The task:
Transcribe the material verbatim in full; the pictures do not belong in the copy.

Collected data entries:
——————
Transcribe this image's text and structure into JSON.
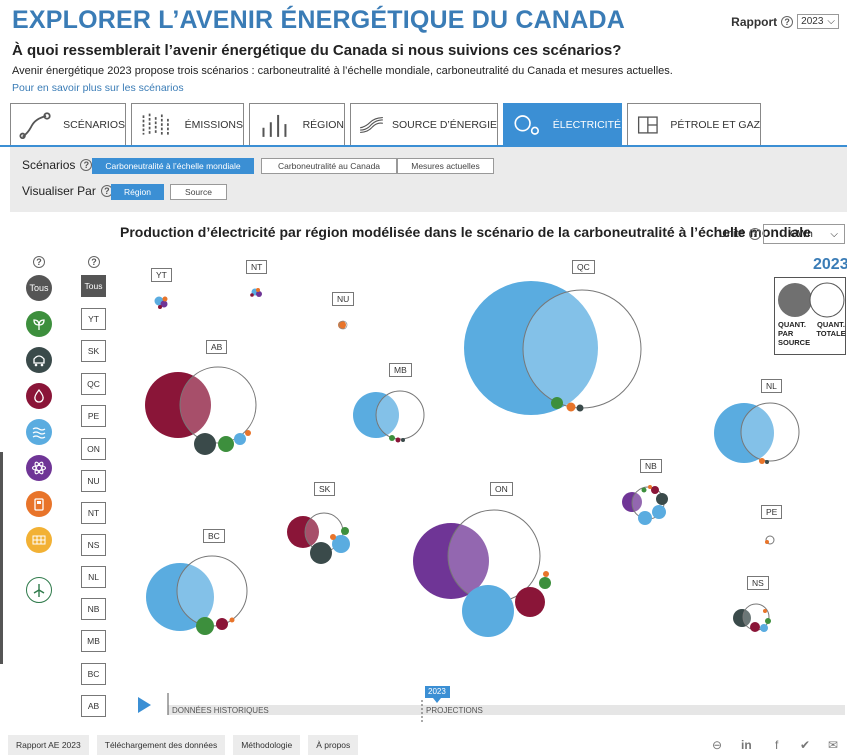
{
  "header": {
    "title": "EXPLORER L’AVENIR ÉNERGÉTIQUE DU CANADA",
    "report_label": "Rapport",
    "report_year": "2023",
    "question": "À quoi ressemblerait l’avenir énergétique du Canada si nous suivions ces scénarios?",
    "description": "Avenir énergétique 2023 propose trois scénarios : carboneutralité à l’échelle mondiale, carboneutralité du Canada et mesures actuelles.",
    "learn_more": "Pour en savoir plus sur les scénarios"
  },
  "tabs": [
    {
      "label": "SCÉNARIOS",
      "icon": "scenarios-icon"
    },
    {
      "label": "ÉMISSIONS",
      "icon": "emissions-icon"
    },
    {
      "label": "RÉGION",
      "icon": "region-icon"
    },
    {
      "label": "SOURCE D’ÉNERGIE",
      "icon": "energy-source-icon"
    },
    {
      "label": "ÉLECTRICITÉ",
      "icon": "electricity-icon",
      "active": true
    },
    {
      "label": "PÉTROLE ET GAZ",
      "icon": "oil-gas-icon"
    }
  ],
  "controls": {
    "scenarios_label": "Scénarios",
    "scenarios": [
      "Carboneutralité à l’échelle mondiale",
      "Carboneutralité au Canada",
      "Mesures actuelles"
    ],
    "scenario_selected": "Carboneutralité à l’échelle mondiale",
    "view_by_label": "Visualiser Par",
    "view_by": [
      "Région",
      "Source"
    ],
    "view_by_selected": "Région"
  },
  "chart": {
    "title": "Production d’électricité par région modélisée dans le scénario de la carboneutralité à l’échelle mondiale",
    "unit_label": "Unité",
    "unit_value": "GWh",
    "year": "2023",
    "legend_by_source": "QUANT. PAR SOURCE",
    "legend_total": "QUANT. TOTALE"
  },
  "source_filters": {
    "all_label": "Tous",
    "items": [
      {
        "name": "biomass-icon",
        "color": "#3d8f3d"
      },
      {
        "name": "coal-icon",
        "color": "#3a4a4a"
      },
      {
        "name": "gas-icon",
        "color": "#8a1538"
      },
      {
        "name": "hydro-icon",
        "color": "#5aace0"
      },
      {
        "name": "nuclear-icon",
        "color": "#6f3596"
      },
      {
        "name": "oil-icon",
        "color": "#e8742a"
      },
      {
        "name": "solar-icon",
        "color": "#f2b134"
      },
      {
        "name": "wind-icon",
        "color": "#2e7a4a"
      }
    ]
  },
  "region_filters": [
    "Tous",
    "YT",
    "SK",
    "QC",
    "PE",
    "ON",
    "NU",
    "NT",
    "NS",
    "NL",
    "NB",
    "MB",
    "BC",
    "AB"
  ],
  "regions": [
    {
      "code": "YT"
    },
    {
      "code": "NT"
    },
    {
      "code": "NU"
    },
    {
      "code": "QC"
    },
    {
      "code": "AB"
    },
    {
      "code": "MB"
    },
    {
      "code": "NL"
    },
    {
      "code": "NB"
    },
    {
      "code": "SK"
    },
    {
      "code": "ON"
    },
    {
      "code": "PE"
    },
    {
      "code": "BC"
    },
    {
      "code": "NS"
    }
  ],
  "timeline": {
    "historical_label": "DONNÉES HISTORIQUES",
    "projections_label": "PROJECTIONS",
    "current_year": "2023"
  },
  "footer": {
    "buttons": [
      "Rapport AE 2023",
      "Téléchargement des données",
      "Méthodologie",
      "À propos"
    ],
    "share_icons": [
      "link-icon",
      "linkedin-icon",
      "facebook-icon",
      "twitter-icon",
      "email-icon"
    ]
  }
}
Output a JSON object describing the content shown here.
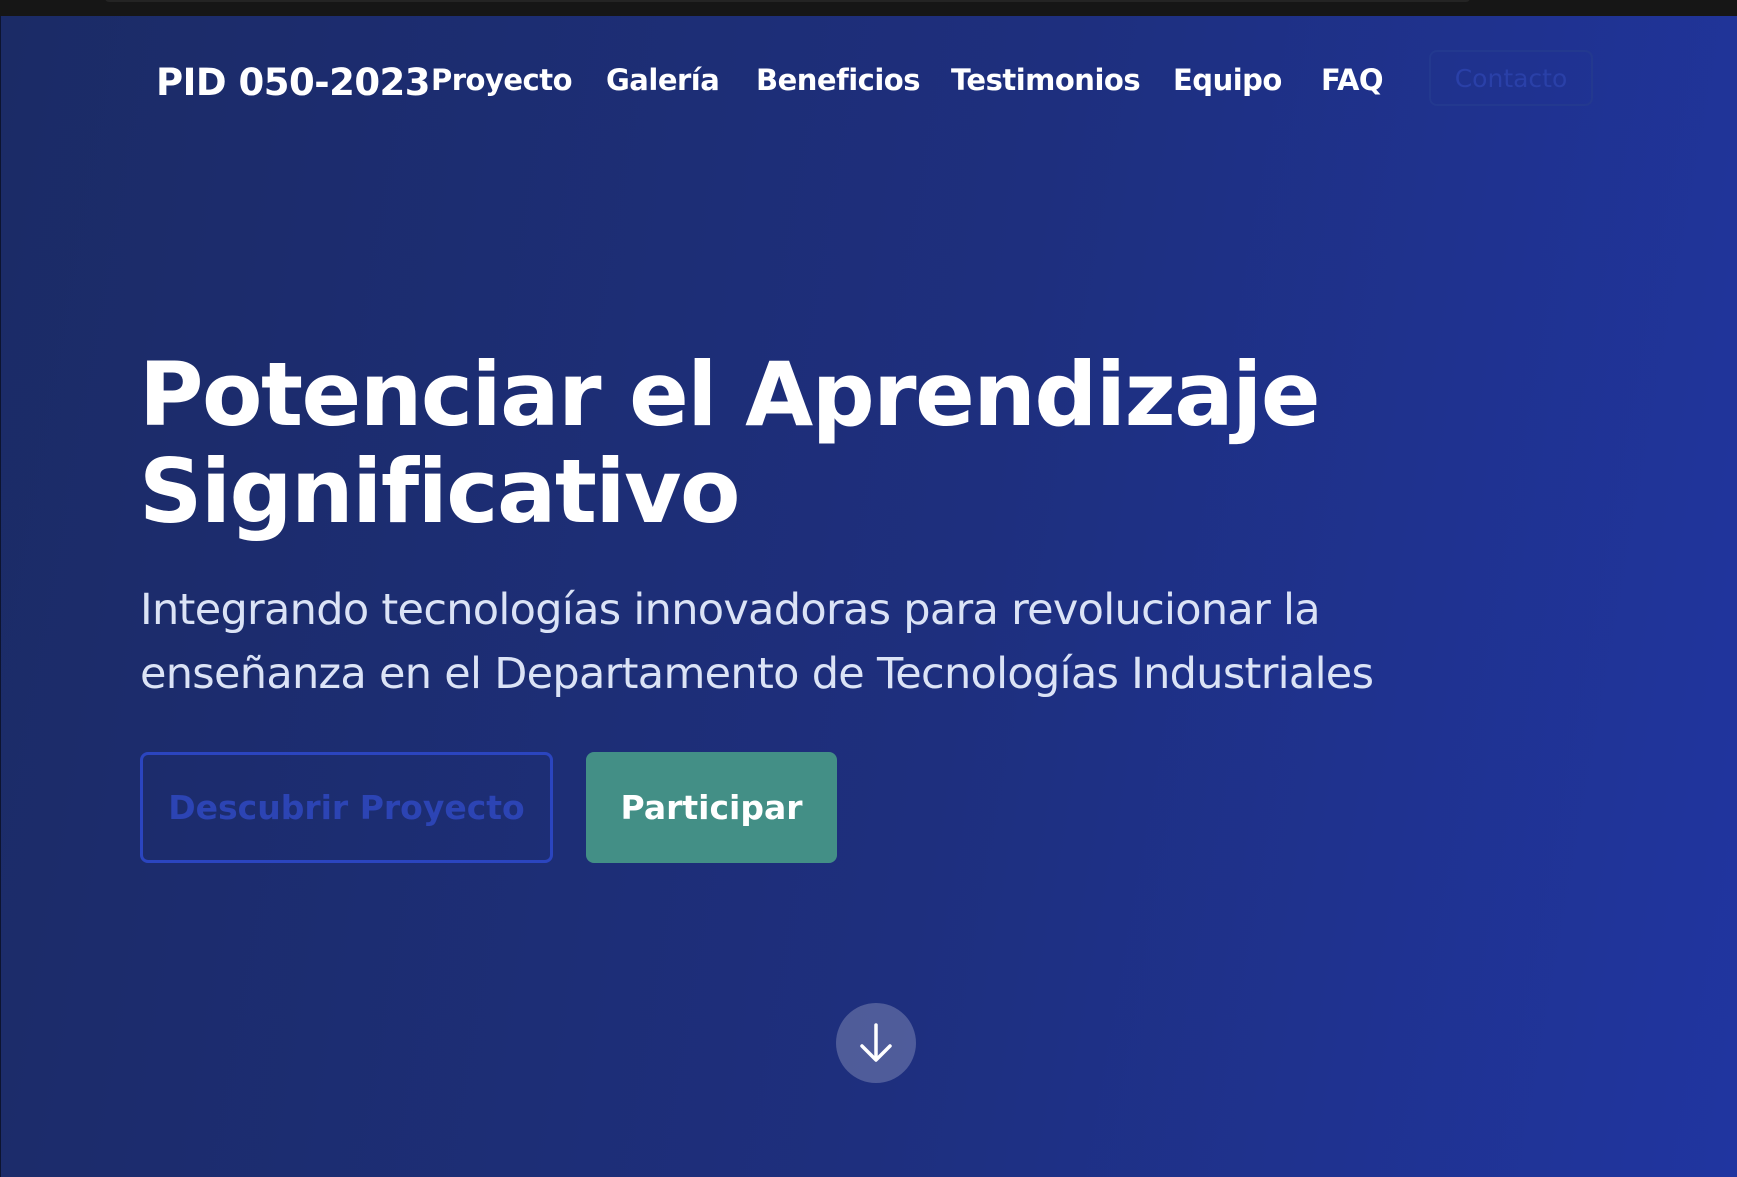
{
  "brand": "PID 050-2023",
  "nav": {
    "items": [
      "Proyecto",
      "Galería",
      "Beneficios",
      "Testimonios",
      "Equipo",
      "FAQ"
    ],
    "contact_label": "Contacto"
  },
  "hero": {
    "title_line1": "Potenciar el Aprendizaje",
    "title_line2": "Significativo",
    "subtitle_line1": "Integrando tecnologías innovadoras para revolucionar la",
    "subtitle_line2": "enseñanza en el Departamento de Tecnologías Industriales",
    "discover_label": "Descubrir Proyecto",
    "participate_label": "Participar"
  },
  "icons": {
    "scroll_down": "arrow-down-icon"
  },
  "colors": {
    "background_start": "#1b2b66",
    "background_end": "#2035a0",
    "accent_green": "#438f86",
    "outline_blue": "#2b45bf"
  }
}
——————
In response:
Transcribe this image's text and structure into JSON.
{
  "header": {
    "title": "EXPLORER L’AVENIR ÉNERGÉTIQUE DU CANADA",
    "report_label": "Rapport",
    "report_year": "2023",
    "question": "À quoi ressemblerait l’avenir énergétique du Canada si nous suivions ces scénarios?",
    "description": "Avenir énergétique 2023 propose trois scénarios : carboneutralité à l’échelle mondiale, carboneutralité du Canada et mesures actuelles.",
    "learn_more": "Pour en savoir plus sur les scénarios"
  },
  "tabs": [
    {
      "label": "SCÉNARIOS",
      "icon": "scenarios-icon"
    },
    {
      "label": "ÉMISSIONS",
      "icon": "emissions-icon"
    },
    {
      "label": "RÉGION",
      "icon": "region-icon"
    },
    {
      "label": "SOURCE D’ÉNERGIE",
      "icon": "energy-source-icon"
    },
    {
      "label": "ÉLECTRICITÉ",
      "icon": "electricity-icon",
      "active": true
    },
    {
      "label": "PÉTROLE ET GAZ",
      "icon": "oil-gas-icon"
    }
  ],
  "controls": {
    "scenarios_label": "Scénarios",
    "scenarios": [
      "Carboneutralité à l’échelle mondiale",
      "Carboneutralité au Canada",
      "Mesures actuelles"
    ],
    "scenario_selected": "Carboneutralité à l’échelle mondiale",
    "view_by_label": "Visualiser Par",
    "view_by": [
      "Région",
      "Source"
    ],
    "view_by_selected": "Région"
  },
  "chart": {
    "title": "Production d’électricité par région modélisée dans le scénario de la carboneutralité à l’échelle mondiale",
    "unit_label": "Unité",
    "unit_value": "GWh",
    "year": "2023",
    "legend_by_source": "QUANT. PAR SOURCE",
    "legend_total": "QUANT. TOTALE"
  },
  "source_filters": {
    "all_label": "Tous",
    "items": [
      {
        "name": "biomass-icon",
        "color": "#3d8f3d"
      },
      {
        "name": "coal-icon",
        "color": "#3a4a4a"
      },
      {
        "name": "gas-icon",
        "color": "#8a1538"
      },
      {
        "name": "hydro-icon",
        "color": "#5aace0"
      },
      {
        "name": "nuclear-icon",
        "color": "#6f3596"
      },
      {
        "name": "oil-icon",
        "color": "#e8742a"
      },
      {
        "name": "solar-icon",
        "color": "#f2b134"
      },
      {
        "name": "wind-icon",
        "color": "#2e7a4a"
      }
    ]
  },
  "region_filters": [
    "Tous",
    "YT",
    "SK",
    "QC",
    "PE",
    "ON",
    "NU",
    "NT",
    "NS",
    "NL",
    "NB",
    "MB",
    "BC",
    "AB"
  ],
  "regions": [
    {
      "code": "YT"
    },
    {
      "code": "NT"
    },
    {
      "code": "NU"
    },
    {
      "code": "QC"
    },
    {
      "code": "AB"
    },
    {
      "code": "MB"
    },
    {
      "code": "NL"
    },
    {
      "code": "NB"
    },
    {
      "code": "SK"
    },
    {
      "code": "ON"
    },
    {
      "code": "PE"
    },
    {
      "code": "BC"
    },
    {
      "code": "NS"
    }
  ],
  "timeline": {
    "historical_label": "DONNÉES HISTORIQUES",
    "projections_label": "PROJECTIONS",
    "current_year": "2023"
  },
  "footer": {
    "buttons": [
      "Rapport AE 2023",
      "Téléchargement des données",
      "Méthodologie",
      "À propos"
    ],
    "share_icons": [
      "link-icon",
      "linkedin-icon",
      "facebook-icon",
      "twitter-icon",
      "email-icon"
    ]
  }
}
Output a JSON object describing the content shown here.
{
  "brand": "PID 050-2023",
  "nav": {
    "items": [
      "Proyecto",
      "Galería",
      "Beneficios",
      "Testimonios",
      "Equipo",
      "FAQ"
    ],
    "contact_label": "Contacto"
  },
  "hero": {
    "title_line1": "Potenciar el Aprendizaje",
    "title_line2": "Significativo",
    "subtitle_line1": "Integrando tecnologías innovadoras para revolucionar la",
    "subtitle_line2": "enseñanza en el Departamento de Tecnologías Industriales",
    "discover_label": "Descubrir Proyecto",
    "participate_label": "Participar"
  },
  "icons": {
    "scroll_down": "arrow-down-icon"
  },
  "colors": {
    "background_start": "#1b2b66",
    "background_end": "#2035a0",
    "accent_green": "#438f86",
    "outline_blue": "#2b45bf"
  }
}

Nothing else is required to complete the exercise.